■ **PROBLEM**:
Repeat the records below exactly as they appear.

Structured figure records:
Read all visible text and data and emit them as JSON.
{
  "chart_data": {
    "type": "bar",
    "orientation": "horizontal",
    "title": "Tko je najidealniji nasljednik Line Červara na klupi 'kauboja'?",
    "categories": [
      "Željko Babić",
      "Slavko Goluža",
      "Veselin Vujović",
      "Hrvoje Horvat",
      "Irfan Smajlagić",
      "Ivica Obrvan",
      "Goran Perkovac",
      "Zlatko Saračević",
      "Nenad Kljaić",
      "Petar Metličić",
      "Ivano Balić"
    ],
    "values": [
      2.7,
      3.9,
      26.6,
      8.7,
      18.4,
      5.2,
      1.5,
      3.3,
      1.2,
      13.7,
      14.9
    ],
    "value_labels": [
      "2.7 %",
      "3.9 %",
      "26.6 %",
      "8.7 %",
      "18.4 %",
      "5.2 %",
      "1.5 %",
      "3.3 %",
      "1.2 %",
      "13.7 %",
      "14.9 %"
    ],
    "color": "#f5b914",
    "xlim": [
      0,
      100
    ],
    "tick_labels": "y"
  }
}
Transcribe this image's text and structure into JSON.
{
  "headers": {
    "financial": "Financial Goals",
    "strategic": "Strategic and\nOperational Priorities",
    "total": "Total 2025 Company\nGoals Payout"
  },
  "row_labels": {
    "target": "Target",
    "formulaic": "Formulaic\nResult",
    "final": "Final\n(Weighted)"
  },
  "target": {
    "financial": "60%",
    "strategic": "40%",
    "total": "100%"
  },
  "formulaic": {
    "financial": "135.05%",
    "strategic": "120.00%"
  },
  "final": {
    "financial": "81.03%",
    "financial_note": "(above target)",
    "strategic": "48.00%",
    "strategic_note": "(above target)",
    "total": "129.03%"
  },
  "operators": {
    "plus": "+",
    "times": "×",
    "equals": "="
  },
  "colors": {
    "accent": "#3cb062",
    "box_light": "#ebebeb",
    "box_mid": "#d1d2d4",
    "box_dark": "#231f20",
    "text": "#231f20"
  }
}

■ **TASK RESPONSE**:
Read all visible text and data and emit them as JSON.
{
  "chart_data": {
    "type": "bar",
    "orientation": "horizontal",
    "title": "Tko je najidealniji nasljednik Line Červara na klupi 'kauboja'?",
    "categories": [
      "Željko Babić",
      "Slavko Goluža",
      "Veselin Vujović",
      "Hrvoje Horvat",
      "Irfan Smajlagić",
      "Ivica Obrvan",
      "Goran Perkovac",
      "Zlatko Saračević",
      "Nenad Kljaić",
      "Petar Metličić",
      "Ivano Balić"
    ],
    "values": [
      2.7,
      3.9,
      26.6,
      8.7,
      18.4,
      5.2,
      1.5,
      3.3,
      1.2,
      13.7,
      14.9
    ],
    "value_labels": [
      "2.7 %",
      "3.9 %",
      "26.6 %",
      "8.7 %",
      "18.4 %",
      "5.2 %",
      "1.5 %",
      "3.3 %",
      "1.2 %",
      "13.7 %",
      "14.9 %"
    ],
    "color": "#f5b914",
    "xlim": [
      0,
      100
    ],
    "tick_labels": "y"
  }
}
Transcribe this image's text and structure into JSON.
{
  "headers": {
    "financial": "Financial Goals",
    "strategic": "Strategic and\nOperational Priorities",
    "total": "Total 2025 Company\nGoals Payout"
  },
  "row_labels": {
    "target": "Target",
    "formulaic": "Formulaic\nResult",
    "final": "Final\n(Weighted)"
  },
  "target": {
    "financial": "60%",
    "strategic": "40%",
    "total": "100%"
  },
  "formulaic": {
    "financial": "135.05%",
    "strategic": "120.00%"
  },
  "final": {
    "financial": "81.03%",
    "financial_note": "(above target)",
    "strategic": "48.00%",
    "strategic_note": "(above target)",
    "total": "129.03%"
  },
  "operators": {
    "plus": "+",
    "times": "×",
    "equals": "="
  },
  "colors": {
    "accent": "#3cb062",
    "box_light": "#ebebeb",
    "box_mid": "#d1d2d4",
    "box_dark": "#231f20",
    "text": "#231f20"
  }
}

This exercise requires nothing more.